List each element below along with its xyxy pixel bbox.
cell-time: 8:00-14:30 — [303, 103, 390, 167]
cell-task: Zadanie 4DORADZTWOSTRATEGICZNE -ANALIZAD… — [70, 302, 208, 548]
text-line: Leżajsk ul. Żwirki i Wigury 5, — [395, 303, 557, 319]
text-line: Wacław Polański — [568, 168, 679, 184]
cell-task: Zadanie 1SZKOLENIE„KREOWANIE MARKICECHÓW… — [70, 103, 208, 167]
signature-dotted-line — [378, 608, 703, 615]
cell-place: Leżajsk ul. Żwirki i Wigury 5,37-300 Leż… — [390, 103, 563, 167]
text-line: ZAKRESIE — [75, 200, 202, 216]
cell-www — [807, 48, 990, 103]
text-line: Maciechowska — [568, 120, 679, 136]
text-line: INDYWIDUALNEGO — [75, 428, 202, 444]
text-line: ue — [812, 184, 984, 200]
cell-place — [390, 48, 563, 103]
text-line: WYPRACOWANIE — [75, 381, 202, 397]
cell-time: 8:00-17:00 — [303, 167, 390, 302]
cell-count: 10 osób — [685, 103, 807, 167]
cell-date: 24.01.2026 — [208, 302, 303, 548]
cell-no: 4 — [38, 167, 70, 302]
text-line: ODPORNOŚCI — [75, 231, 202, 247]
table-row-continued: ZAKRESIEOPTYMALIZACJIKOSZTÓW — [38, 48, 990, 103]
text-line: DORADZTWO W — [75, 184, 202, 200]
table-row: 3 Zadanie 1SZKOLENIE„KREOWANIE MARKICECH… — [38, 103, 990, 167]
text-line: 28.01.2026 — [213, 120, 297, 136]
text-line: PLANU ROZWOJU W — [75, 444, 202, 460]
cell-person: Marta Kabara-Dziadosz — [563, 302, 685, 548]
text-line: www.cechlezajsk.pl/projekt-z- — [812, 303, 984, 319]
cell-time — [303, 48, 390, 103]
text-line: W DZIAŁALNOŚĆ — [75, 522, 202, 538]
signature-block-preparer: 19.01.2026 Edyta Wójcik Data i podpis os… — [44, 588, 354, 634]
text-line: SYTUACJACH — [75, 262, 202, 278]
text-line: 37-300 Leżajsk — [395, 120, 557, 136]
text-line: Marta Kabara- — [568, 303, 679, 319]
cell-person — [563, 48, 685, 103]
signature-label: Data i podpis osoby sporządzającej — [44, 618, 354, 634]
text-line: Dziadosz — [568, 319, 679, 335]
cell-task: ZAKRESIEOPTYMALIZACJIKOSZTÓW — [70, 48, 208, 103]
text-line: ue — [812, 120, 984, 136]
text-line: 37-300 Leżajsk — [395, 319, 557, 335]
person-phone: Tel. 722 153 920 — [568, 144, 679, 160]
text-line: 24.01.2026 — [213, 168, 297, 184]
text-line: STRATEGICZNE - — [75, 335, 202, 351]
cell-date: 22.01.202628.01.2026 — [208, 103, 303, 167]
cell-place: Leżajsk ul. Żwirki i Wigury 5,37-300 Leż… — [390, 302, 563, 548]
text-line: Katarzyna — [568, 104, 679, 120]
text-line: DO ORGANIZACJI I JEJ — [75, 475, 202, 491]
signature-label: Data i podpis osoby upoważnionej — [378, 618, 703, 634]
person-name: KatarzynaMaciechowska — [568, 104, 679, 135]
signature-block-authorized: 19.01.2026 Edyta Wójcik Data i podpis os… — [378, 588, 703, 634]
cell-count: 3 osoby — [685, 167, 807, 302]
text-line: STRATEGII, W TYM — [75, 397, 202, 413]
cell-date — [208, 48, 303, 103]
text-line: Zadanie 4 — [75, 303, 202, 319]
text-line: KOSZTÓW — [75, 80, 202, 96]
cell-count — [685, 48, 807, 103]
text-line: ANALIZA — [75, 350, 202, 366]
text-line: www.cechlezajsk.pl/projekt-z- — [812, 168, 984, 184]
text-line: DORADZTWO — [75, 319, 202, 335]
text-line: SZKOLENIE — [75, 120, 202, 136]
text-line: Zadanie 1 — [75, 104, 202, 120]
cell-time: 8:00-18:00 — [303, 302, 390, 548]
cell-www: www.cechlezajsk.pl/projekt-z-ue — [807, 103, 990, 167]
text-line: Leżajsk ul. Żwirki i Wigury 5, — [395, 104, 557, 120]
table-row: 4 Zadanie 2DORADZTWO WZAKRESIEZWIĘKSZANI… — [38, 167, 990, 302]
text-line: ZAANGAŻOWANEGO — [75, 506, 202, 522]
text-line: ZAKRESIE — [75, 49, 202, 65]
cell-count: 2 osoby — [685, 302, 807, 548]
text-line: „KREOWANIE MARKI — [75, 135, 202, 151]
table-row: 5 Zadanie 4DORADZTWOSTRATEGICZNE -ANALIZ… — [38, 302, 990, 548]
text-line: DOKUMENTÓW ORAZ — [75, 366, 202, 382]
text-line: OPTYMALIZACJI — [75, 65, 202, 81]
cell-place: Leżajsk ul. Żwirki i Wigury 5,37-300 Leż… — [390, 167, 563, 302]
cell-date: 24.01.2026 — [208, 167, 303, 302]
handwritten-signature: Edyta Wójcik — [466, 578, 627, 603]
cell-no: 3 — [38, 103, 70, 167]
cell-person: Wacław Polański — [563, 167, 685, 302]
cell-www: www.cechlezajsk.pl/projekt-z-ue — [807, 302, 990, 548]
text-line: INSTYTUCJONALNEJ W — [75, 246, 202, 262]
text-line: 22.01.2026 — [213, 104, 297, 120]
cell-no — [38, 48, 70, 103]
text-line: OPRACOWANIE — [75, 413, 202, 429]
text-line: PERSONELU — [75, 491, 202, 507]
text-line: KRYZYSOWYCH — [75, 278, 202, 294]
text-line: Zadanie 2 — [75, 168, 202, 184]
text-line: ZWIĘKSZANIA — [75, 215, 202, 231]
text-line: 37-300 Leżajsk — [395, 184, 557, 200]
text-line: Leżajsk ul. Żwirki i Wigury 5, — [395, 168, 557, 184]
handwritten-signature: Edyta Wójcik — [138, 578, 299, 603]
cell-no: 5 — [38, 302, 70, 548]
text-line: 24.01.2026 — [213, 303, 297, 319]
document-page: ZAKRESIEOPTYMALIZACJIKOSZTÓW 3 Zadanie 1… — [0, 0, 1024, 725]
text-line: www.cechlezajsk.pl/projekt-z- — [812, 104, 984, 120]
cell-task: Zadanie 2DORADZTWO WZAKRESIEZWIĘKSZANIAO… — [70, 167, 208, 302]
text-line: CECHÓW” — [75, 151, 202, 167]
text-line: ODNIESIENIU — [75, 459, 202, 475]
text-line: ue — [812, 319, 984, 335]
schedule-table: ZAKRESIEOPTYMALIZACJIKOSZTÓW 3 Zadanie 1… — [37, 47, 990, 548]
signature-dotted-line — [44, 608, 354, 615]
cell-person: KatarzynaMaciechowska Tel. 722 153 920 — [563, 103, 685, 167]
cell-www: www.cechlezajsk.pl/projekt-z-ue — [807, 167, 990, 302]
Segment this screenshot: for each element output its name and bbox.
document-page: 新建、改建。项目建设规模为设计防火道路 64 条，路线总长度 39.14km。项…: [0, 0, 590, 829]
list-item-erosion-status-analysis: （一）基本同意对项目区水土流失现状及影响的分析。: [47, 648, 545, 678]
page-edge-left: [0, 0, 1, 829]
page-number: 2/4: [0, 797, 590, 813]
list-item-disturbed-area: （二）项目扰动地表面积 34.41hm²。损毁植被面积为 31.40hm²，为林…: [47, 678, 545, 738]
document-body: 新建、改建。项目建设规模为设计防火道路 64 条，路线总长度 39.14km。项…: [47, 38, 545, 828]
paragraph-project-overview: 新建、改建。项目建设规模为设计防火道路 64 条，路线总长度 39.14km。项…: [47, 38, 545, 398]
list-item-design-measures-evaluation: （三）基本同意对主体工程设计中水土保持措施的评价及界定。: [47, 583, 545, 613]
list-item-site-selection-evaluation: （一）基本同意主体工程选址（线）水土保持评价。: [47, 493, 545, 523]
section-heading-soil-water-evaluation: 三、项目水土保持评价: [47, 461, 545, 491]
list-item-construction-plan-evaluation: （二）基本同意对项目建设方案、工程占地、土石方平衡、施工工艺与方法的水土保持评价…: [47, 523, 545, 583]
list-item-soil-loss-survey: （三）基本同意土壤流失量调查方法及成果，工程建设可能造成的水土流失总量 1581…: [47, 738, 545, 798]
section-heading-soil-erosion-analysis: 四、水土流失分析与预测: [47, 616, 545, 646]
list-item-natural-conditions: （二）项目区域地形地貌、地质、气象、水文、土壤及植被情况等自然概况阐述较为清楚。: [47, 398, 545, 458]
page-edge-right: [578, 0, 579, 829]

PROMPT: Copy out the items verbatim from their first line through the line containing "signature-dotted-line — [378, 608, 703, 615]", including both of those lines.

ANSWER TO THIS PROBLEM:
List each element below along with its xyxy pixel bbox.
cell-time: 8:00-14:30 — [303, 103, 390, 167]
cell-task: Zadanie 4DORADZTWOSTRATEGICZNE -ANALIZAD… — [70, 302, 208, 548]
text-line: Leżajsk ul. Żwirki i Wigury 5, — [395, 303, 557, 319]
text-line: Wacław Polański — [568, 168, 679, 184]
cell-task: Zadanie 1SZKOLENIE„KREOWANIE MARKICECHÓW… — [70, 103, 208, 167]
signature-dotted-line — [378, 608, 703, 615]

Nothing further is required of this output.